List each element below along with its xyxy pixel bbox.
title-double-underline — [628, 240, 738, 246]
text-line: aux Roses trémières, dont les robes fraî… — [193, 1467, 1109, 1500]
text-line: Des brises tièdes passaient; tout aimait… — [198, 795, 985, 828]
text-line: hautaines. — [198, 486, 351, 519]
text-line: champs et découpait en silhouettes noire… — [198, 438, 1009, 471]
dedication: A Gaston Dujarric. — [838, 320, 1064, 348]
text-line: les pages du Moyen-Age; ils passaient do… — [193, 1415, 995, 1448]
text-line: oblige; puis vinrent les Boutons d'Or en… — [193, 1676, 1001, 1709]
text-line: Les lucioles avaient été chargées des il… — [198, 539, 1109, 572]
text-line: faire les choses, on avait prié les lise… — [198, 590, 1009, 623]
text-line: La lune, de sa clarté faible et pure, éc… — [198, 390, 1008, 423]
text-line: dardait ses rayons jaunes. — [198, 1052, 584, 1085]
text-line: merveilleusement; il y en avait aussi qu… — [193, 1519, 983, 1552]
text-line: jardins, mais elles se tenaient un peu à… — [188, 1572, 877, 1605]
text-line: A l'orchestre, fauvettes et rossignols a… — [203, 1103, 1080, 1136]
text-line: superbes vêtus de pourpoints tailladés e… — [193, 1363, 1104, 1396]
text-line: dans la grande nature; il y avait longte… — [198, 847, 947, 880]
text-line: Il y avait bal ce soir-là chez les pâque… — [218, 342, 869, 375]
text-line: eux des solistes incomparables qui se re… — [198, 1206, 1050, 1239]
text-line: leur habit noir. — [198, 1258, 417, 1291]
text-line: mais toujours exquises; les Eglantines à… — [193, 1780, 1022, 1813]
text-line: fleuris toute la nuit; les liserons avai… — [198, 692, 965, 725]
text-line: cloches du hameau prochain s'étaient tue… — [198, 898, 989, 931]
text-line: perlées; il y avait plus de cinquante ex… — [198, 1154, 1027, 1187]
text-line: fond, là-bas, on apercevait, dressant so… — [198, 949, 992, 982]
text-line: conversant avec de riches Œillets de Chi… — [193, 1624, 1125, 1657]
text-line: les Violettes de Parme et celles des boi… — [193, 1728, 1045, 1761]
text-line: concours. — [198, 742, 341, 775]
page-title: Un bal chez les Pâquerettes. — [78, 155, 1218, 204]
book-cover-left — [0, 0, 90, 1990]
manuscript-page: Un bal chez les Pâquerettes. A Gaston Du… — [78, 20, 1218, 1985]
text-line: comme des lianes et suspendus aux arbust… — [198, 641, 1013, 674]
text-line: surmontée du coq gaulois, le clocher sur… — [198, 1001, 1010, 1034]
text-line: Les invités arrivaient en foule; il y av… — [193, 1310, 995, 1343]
====
### AIM
Can you copy the whole listing above line for line, without changing a single character?

### THE REPLY
List each element below along with its xyxy pixel bbox.
title-double-underline — [628, 240, 738, 246]
text-line: aux Roses trémières, dont les robes fraî… — [193, 1467, 1109, 1500]
text-line: Des brises tièdes passaient; tout aimait… — [198, 795, 985, 828]
text-line: hautaines. — [198, 486, 351, 519]
text-line: champs et découpait en silhouettes noire… — [198, 438, 1009, 471]
dedication: A Gaston Dujarric. — [838, 320, 1064, 348]
text-line: les pages du Moyen-Age; ils passaient do… — [193, 1415, 995, 1448]
text-line: oblige; puis vinrent les Boutons d'Or en… — [193, 1676, 1001, 1709]
text-line: Les lucioles avaient été chargées des il… — [198, 539, 1109, 572]
text-line: faire les choses, on avait prié les lise… — [198, 590, 1009, 623]
text-line: La lune, de sa clarté faible et pure, éc… — [198, 390, 1008, 423]
text-line: dardait ses rayons jaunes. — [198, 1052, 584, 1085]
text-line: merveilleusement; il y en avait aussi qu… — [193, 1519, 983, 1552]
text-line: jardins, mais elles se tenaient un peu à… — [188, 1572, 877, 1605]
text-line: A l'orchestre, fauvettes et rossignols a… — [203, 1103, 1080, 1136]
text-line: superbes vêtus de pourpoints tailladés e… — [193, 1363, 1104, 1396]
text-line: dans la grande nature; il y avait longte… — [198, 847, 947, 880]
text-line: Il y avait bal ce soir-là chez les pâque… — [218, 342, 869, 375]
text-line: eux des solistes incomparables qui se re… — [198, 1206, 1050, 1239]
text-line: leur habit noir. — [198, 1258, 417, 1291]
text-line: mais toujours exquises; les Eglantines à… — [193, 1780, 1022, 1813]
text-line: fleuris toute la nuit; les liserons avai… — [198, 692, 965, 725]
text-line: cloches du hameau prochain s'étaient tue… — [198, 898, 989, 931]
text-line: perlées; il y avait plus de cinquante ex… — [198, 1154, 1027, 1187]
text-line: fond, là-bas, on apercevait, dressant so… — [198, 949, 992, 982]
text-line: conversant avec de riches Œillets de Chi… — [193, 1624, 1125, 1657]
text-line: les Violettes de Parme et celles des boi… — [193, 1728, 1045, 1761]
text-line: concours. — [198, 742, 341, 775]
page-title: Un bal chez les Pâquerettes. — [78, 155, 1218, 204]
book-cover-left — [0, 0, 90, 1990]
manuscript-page: Un bal chez les Pâquerettes. A Gaston Du… — [78, 20, 1218, 1985]
text-line: comme des lianes et suspendus aux arbust… — [198, 641, 1013, 674]
text-line: surmontée du coq gaulois, le clocher sur… — [198, 1001, 1010, 1034]
text-line: Les invités arrivaient en foule; il y av… — [193, 1310, 995, 1343]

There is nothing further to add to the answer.